### Exercise description
Copy each line with the word "gbpjpy" in it.

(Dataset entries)

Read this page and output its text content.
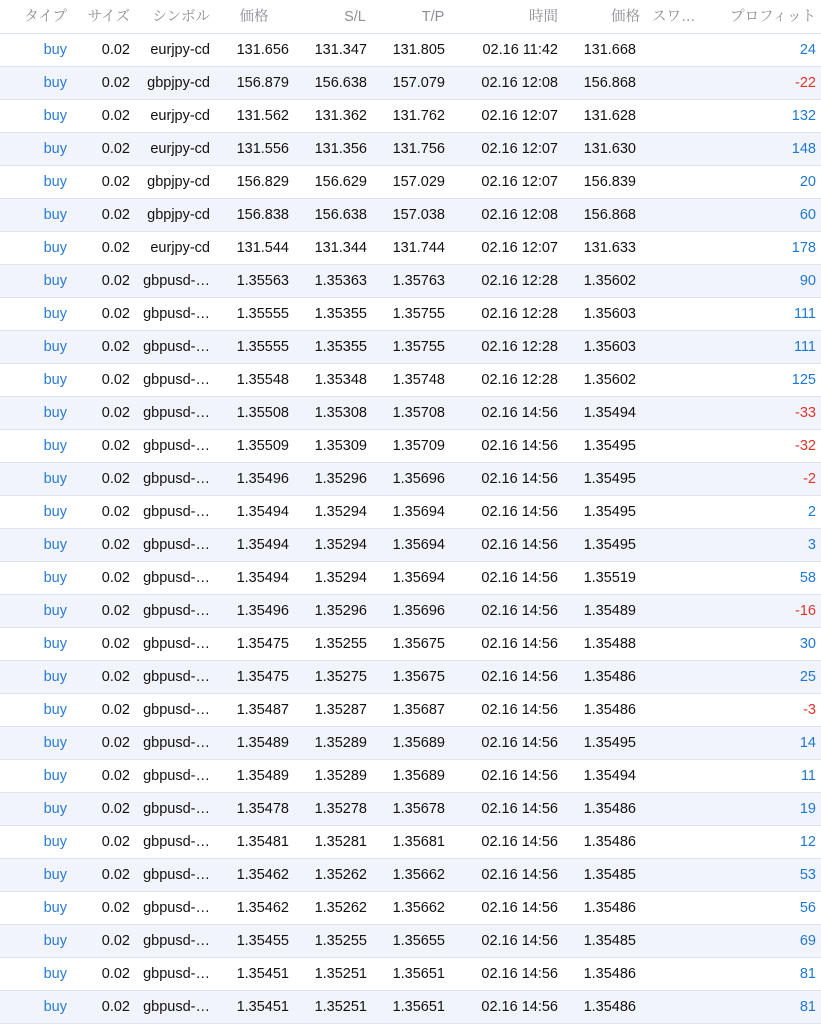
タイプ	サイズ	シンボル	価格	S/L	T/P	時間	価格 スワ…	プロフィット
buy	0.02	eurjpy-cd	131.656	131.347	131.805	02.16 11:42	131.668	24
buy	0.02	gbpjpy-cd	156.879	156.638	157.079	02.16 12:08	156.868	-22
buy	0.02	eurjpy-cd	131.562	131.362	131.762	02.16 12:07	131.628	132
buy	0.02	eurjpy-cd	131.556	131.356	131.756	02.16 12:07	131.630	148
buy	0.02	gbpjpy-cd	156.829	156.629	157.029	02.16 12:07	156.839	20
buy	0.02	gbpjpy-cd	156.838	156.638	157.038	02.16 12:08	156.868	60
buy	0.02	eurjpy-cd	131.544	131.344	131.744	02.16 12:07	131.633	178
buy	0.02 gbpusd-…	1.35563	1.35363	1.35763	02.16 12:28	1.35602	90
buy	0.02 gbpusd-…	1.35555	1.35355	1.35755	02.16 12:28	1.35603	111
buy	0.02 gbpusd-…	1.35555	1.35355	1.35755	02.16 12:28	1.35603	111
buy	0.02 gbpusd-…	1.35548	1.35348	1.35748	02.16 12:28	1.35602	125
buy	0.02 gbpusd-…	1.35508	1.35308	1.35708	02.16 14:56	1.35494	-33
buy	0.02 gbpusd-…	1.35509	1.35309	1.35709	02.16 14:56	1.35495	-32
buy	0.02 gbpusd-…	1.35496	1.35296	1.35696	02.16 14:56	1.35495	-2
buy	0.02 gbpusd-…	1.35494	1.35294	1.35694	02.16 14:56	1.35495	2
buy	0.02 gbpusd-…	1.35494	1.35294	1.35694	02.16 14:56	1.35495	3
buy	0.02 gbpusd-…	1.35494	1.35294	1.35694	02.16 14:56	1.35519	58
buy	0.02 gbpusd-…	1.35496	1.35296	1.35696	02.16 14:56	1.35489	-16
buy	0.02 gbpusd-…	1.35475	1.35255	1.35675	02.16 14:56	1.35488	30
buy	0.02 gbpusd-…	1.35475	1.35275	1.35675	02.16 14:56	1.35486	25
buy	0.02 gbpusd-…	1.35487	1.35287	1.35687	02.16 14:56	1.35486	-3
buy	0.02 gbpusd-…	1.35489	1.35289	1.35689	02.16 14:56	1.35495	14
buy	0.02 gbpusd-…	1.35489	1.35289	1.35689	02.16 14:56	1.35494	11
buy	0.02 gbpusd-…	1.35478	1.35278	1.35678	02.16 14:56	1.35486	19
buy	0.02 gbpusd-…	1.35481	1.35281	1.35681	02.16 14:56	1.35486	12
buy	0.02 gbpusd-…	1.35462	1.35262	1.35662	02.16 14:56	1.35485	53
buy	0.02 gbpusd-…	1.35462	1.35262	1.35662	02.16 14:56	1.35486	56
buy	0.02 gbpusd-…	1.35455	1.35255	1.35655	02.16 14:56	1.35485	69
buy	0.02 gbpusd-…	1.35451	1.35251	1.35651	02.16 14:56	1.35486	81
buy	0.02 gbpusd-…	1.35451	1.35251	1.35651	02.16 14:56	1.35486	81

### Finished exercise
buy	0.02	gbpjpy-cd	156.879	156.638	157.079	02.16 12:08	156.868	-22
buy	0.02	gbpjpy-cd	156.829	156.629	157.029	02.16 12:07	156.839	20
buy	0.02	gbpjpy-cd	156.838	156.638	157.038	02.16 12:08	156.868	60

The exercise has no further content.